Collect all lines containing the word "或中位数" from the data.

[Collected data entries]
------------

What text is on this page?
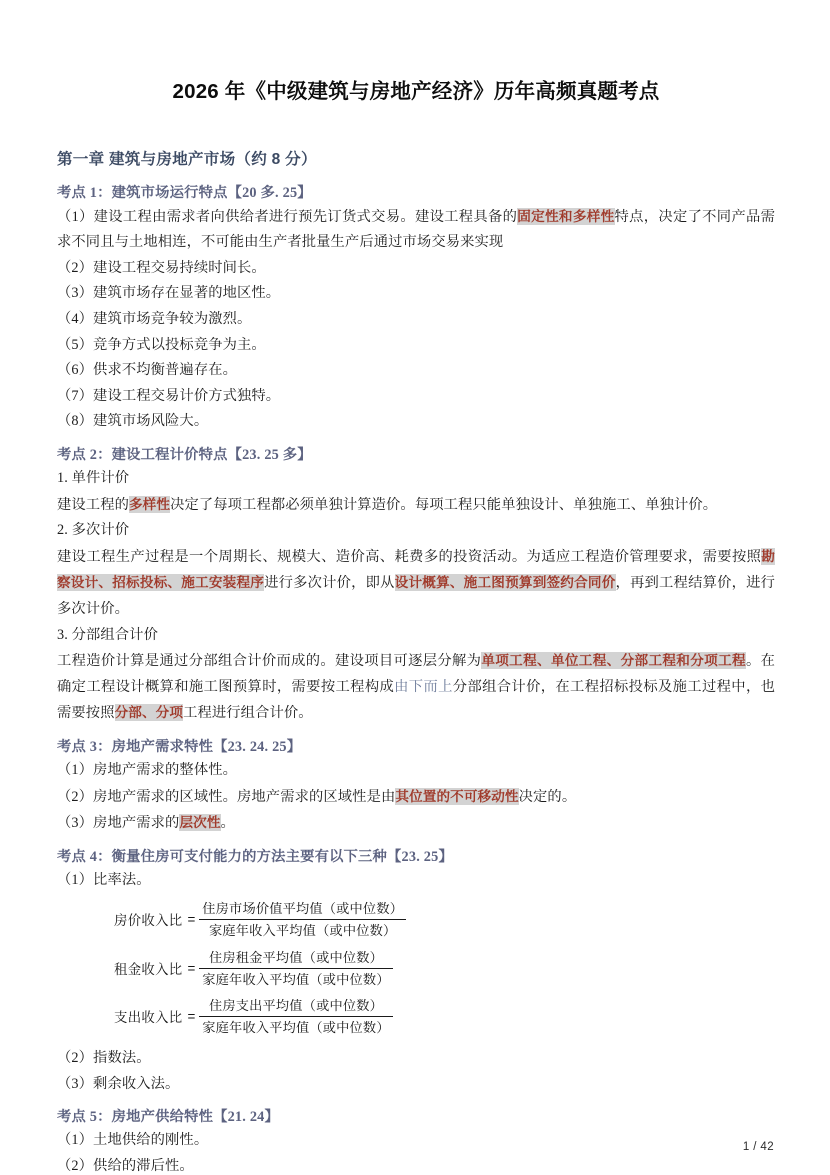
2026 年《中级建筑与房地产经济》历年高频真题考点
第一章 建筑与房地产市场（约 8 分）
考点 1：建筑市场运行特点【20 多. 25】

（1）建设工程由需求者向供给者进行预先订货式交易。建设工程具备的固定性和多样性特点，决定了不同产品需求不同且与土地相连，不可能由生产者批量生产后通过市场交易来实现

（2）建设工程交易持续时间长。

（3）建筑市场存在显著的地区性。

（4）建筑市场竞争较为激烈。

（5）竞争方式以投标竞争为主。

（6）供求不均衡普遍存在。

（7）建设工程交易计价方式独特。

（8）建筑市场风险大。

考点 2：建设工程计价特点【23. 25 多】

1. 单件计价

建设工程的多样性决定了每项工程都必须单独计算造价。每项工程只能单独设计、单独施工、单独计价。

2. 多次计价

建设工程生产过程是一个周期长、规模大、造价高、耗费多的投资活动。为适应工程造价管理要求，需要按照勘察设计、招标投标、施工安装程序进行多次计价，即从设计概算、施工图预算到签约合同价，再到工程结算价，进行多次计价。

3. 分部组合计价

工程造价计算是通过分部组合计价而成的。建设项目可逐层分解为单项工程、单位工程、分部工程和分项工程。在确定工程设计概算和施工图预算时，需要按工程构成由下而上分部组合计价，在工程招标投标及施工过程中，也需要按照分部、分项工程进行组合计价。

考点 3：房地产需求特性【23. 24. 25】

（1）房地产需求的整体性。

（2）房地产需求的区域性。房地产需求的区域性是由其位置的不可移动性决定的。

（3）房地产需求的层次性。

考点 4：衡量住房可支付能力的方法主要有以下三种【23. 25】

（1）比率法。

房价收入比 = $\frac{\text{住房市场价值平均值（或中位数）}}{\text{家庭年收入平均值（或中位数）}}$
租金收入比 = $\frac{\text{住房租金平均值（或中位数）}}{\text{家庭年收入平均值（或中位数）}}$
支出收入比 = $\frac{\text{住房支出平均值（或中位数）}}{\text{家庭年收入平均值（或中位数）}}$

（2）指数法。

（3）剩余收入法。

考点 5：房地产供给特性【21. 24】

（1）土地供给的刚性。

（2）供给的滞后性。

1 / 42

------------

• RESULT OF THIS TASK:
房价收入比 = $\frac{\text{住房市场价值平均值（或中位数）}}{\text{家庭年收入平均值（或中位数）}}$
租金收入比 = $\frac{\text{住房租金平均值（或中位数）}}{\text{家庭年收入平均值（或中位数）}}$
支出收入比 = $\frac{\text{住房支出平均值（或中位数）}}{\text{家庭年收入平均值（或中位数）}}$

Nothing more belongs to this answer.